*RECORDS FOR THE TASK*
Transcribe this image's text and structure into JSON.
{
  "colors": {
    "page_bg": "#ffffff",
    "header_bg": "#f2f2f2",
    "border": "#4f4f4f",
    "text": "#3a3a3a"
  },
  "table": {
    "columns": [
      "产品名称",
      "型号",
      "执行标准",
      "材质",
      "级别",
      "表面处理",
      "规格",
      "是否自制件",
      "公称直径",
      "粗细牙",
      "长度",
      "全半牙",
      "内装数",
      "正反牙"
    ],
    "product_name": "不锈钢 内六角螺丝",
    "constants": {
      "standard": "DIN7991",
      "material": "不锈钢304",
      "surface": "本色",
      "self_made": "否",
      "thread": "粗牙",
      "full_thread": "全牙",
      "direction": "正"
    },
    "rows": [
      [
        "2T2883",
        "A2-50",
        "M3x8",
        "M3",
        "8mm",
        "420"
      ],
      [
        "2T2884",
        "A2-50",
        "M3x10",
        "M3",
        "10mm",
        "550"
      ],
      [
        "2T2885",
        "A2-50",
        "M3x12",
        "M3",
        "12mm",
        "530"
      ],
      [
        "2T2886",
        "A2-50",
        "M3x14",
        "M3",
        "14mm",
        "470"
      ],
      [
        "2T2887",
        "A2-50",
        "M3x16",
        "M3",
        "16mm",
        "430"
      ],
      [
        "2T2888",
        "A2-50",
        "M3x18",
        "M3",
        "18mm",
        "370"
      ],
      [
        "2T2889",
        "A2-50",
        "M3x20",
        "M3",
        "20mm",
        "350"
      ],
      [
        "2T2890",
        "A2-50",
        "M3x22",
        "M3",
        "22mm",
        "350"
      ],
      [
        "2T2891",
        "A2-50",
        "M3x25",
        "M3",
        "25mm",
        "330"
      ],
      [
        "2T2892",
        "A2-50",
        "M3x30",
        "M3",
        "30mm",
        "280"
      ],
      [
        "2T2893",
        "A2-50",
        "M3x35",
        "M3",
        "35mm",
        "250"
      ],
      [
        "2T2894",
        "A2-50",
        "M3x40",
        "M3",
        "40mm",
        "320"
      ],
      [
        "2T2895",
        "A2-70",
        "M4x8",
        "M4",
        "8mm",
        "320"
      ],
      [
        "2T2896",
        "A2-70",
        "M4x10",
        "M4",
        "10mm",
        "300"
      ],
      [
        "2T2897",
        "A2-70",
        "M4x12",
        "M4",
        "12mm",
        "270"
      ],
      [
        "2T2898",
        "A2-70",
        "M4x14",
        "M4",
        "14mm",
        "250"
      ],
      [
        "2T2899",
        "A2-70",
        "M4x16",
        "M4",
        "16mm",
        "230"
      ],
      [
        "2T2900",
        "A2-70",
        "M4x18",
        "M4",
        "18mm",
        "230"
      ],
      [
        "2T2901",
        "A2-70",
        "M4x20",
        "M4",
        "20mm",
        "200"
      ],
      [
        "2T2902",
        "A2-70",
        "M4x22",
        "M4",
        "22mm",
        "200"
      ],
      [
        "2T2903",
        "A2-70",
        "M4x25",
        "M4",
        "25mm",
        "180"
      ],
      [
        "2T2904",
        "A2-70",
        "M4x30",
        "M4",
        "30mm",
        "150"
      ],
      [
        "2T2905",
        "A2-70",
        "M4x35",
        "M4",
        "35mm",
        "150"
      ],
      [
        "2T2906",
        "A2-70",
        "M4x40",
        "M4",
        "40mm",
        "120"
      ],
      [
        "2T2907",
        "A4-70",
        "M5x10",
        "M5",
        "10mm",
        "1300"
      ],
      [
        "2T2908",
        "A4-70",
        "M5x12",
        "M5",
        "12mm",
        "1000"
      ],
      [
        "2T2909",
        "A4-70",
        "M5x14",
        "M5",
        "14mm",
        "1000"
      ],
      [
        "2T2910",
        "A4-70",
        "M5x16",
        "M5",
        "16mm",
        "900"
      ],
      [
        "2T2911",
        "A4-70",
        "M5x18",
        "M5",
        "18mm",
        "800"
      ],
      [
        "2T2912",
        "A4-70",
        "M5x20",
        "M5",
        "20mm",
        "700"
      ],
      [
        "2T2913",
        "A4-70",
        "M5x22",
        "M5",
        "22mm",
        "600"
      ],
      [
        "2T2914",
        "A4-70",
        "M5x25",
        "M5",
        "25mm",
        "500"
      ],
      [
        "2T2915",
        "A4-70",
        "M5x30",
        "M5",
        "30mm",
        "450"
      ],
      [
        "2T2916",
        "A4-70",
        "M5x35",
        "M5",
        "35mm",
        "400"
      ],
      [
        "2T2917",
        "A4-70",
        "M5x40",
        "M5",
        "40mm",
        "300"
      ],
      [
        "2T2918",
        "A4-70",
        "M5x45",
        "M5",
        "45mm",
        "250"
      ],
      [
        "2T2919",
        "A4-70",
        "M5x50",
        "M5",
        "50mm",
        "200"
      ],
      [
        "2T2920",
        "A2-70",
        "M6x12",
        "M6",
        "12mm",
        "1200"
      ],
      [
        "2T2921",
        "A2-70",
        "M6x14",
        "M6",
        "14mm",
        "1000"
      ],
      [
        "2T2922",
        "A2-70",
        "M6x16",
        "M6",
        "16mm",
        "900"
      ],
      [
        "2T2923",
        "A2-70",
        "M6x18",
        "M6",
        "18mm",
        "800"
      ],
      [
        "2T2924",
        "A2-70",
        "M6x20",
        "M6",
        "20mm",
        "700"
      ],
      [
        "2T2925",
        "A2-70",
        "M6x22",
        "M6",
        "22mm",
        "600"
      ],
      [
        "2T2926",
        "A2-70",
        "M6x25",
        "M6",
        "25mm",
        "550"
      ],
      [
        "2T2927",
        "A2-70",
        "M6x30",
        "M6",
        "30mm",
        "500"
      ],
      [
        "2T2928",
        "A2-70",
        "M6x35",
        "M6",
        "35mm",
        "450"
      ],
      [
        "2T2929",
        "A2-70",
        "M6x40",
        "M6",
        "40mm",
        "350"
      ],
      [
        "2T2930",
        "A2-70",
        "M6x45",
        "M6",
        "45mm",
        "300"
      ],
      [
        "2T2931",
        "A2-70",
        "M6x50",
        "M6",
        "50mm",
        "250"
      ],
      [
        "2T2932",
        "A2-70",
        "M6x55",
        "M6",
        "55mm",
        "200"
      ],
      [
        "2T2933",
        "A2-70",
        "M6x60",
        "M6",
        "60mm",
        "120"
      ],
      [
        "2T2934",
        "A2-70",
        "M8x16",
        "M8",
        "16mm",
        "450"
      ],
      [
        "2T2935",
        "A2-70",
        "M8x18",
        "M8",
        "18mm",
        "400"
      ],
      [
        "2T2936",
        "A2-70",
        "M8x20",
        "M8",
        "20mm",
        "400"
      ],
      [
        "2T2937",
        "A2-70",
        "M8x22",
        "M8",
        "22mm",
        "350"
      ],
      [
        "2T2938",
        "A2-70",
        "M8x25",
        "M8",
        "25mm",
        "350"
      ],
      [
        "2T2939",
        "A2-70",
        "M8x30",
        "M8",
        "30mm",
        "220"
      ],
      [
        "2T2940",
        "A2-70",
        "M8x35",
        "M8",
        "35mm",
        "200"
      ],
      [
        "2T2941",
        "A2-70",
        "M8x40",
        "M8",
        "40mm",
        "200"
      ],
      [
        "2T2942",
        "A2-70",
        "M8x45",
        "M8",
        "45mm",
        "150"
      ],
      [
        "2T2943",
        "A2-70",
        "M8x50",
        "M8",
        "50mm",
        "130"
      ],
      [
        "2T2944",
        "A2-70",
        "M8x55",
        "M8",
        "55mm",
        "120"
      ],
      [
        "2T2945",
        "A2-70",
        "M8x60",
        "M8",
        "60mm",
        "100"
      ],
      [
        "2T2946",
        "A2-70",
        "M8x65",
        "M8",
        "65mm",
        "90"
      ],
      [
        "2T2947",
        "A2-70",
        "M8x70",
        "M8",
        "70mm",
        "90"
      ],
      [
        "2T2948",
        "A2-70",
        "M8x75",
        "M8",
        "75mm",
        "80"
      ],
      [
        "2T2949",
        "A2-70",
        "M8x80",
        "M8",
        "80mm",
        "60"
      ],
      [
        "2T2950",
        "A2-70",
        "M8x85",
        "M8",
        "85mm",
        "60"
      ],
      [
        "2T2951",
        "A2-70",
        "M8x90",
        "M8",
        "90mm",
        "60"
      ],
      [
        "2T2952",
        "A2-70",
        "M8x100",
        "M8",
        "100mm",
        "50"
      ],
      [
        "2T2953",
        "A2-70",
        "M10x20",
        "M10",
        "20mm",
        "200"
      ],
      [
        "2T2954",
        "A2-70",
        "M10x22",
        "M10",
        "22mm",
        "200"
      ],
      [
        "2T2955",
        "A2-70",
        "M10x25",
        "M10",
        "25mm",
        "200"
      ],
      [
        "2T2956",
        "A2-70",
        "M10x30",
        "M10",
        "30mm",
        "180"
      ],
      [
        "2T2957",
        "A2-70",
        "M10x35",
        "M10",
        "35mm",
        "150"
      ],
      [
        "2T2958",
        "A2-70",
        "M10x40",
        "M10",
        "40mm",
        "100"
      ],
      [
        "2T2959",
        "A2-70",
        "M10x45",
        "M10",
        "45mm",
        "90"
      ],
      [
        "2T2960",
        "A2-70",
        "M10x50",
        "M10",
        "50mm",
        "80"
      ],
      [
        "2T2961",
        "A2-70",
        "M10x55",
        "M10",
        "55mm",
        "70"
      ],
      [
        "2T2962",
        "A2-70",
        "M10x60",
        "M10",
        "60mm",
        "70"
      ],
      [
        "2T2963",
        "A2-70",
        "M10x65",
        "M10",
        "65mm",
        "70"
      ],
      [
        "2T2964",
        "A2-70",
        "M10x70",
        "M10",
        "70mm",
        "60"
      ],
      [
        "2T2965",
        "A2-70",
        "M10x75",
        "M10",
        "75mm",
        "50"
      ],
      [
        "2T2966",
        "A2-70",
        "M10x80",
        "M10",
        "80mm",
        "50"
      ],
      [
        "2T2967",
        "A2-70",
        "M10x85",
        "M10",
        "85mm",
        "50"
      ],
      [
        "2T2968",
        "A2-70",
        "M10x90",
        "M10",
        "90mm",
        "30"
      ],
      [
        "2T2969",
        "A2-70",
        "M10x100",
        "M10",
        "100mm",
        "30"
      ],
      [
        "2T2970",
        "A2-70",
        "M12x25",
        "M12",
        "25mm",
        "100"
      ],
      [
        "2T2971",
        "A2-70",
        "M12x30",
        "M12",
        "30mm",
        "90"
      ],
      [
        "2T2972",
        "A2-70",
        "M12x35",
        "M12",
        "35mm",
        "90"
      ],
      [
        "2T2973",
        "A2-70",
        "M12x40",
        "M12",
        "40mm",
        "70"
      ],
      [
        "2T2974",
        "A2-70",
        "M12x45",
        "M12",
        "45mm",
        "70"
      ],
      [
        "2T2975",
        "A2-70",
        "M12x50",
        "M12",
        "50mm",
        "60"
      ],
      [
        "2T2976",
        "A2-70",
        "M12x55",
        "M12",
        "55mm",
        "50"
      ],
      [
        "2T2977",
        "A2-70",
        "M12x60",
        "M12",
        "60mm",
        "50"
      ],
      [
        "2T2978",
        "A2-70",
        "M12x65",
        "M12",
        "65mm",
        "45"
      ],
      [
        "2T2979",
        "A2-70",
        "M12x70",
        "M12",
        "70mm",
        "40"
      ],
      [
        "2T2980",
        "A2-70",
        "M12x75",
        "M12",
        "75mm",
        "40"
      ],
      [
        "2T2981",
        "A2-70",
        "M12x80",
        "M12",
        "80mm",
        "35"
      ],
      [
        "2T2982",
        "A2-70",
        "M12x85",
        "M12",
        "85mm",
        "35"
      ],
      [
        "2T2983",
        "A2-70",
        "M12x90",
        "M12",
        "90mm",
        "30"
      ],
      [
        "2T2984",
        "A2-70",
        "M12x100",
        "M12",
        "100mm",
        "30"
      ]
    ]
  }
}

*STATED TASK*
Identify each line in the records above containing the word "text"; copy those lines.

*FULL OUTPUT*
Transcribe this image's text and structure into JSON.
    "text": "#3a3a3a"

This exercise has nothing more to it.